■ **WRITTEN EXERCISE**:
Examine the records and identify each line that includes the string "icon". Copy those lines.

■ **INPUT MATERIAL**:
## Start

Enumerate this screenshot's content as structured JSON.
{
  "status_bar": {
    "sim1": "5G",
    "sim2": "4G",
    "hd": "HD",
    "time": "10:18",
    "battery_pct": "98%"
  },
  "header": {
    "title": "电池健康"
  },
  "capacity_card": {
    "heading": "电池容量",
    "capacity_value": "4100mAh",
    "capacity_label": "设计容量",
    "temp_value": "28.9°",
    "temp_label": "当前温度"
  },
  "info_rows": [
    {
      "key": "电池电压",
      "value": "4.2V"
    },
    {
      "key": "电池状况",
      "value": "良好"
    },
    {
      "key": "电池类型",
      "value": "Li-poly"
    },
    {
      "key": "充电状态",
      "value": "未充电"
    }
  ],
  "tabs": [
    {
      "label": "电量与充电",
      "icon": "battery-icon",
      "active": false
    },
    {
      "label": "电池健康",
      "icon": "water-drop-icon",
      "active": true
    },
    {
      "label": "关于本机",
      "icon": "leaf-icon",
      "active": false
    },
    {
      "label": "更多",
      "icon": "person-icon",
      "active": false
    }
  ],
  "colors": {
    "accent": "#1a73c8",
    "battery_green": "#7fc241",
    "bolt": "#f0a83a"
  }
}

## End

■ **THE OUTPUT**:
      "icon": "battery-icon",
      "icon": "water-drop-icon",
      "icon": "leaf-icon",
      "icon": "person-icon",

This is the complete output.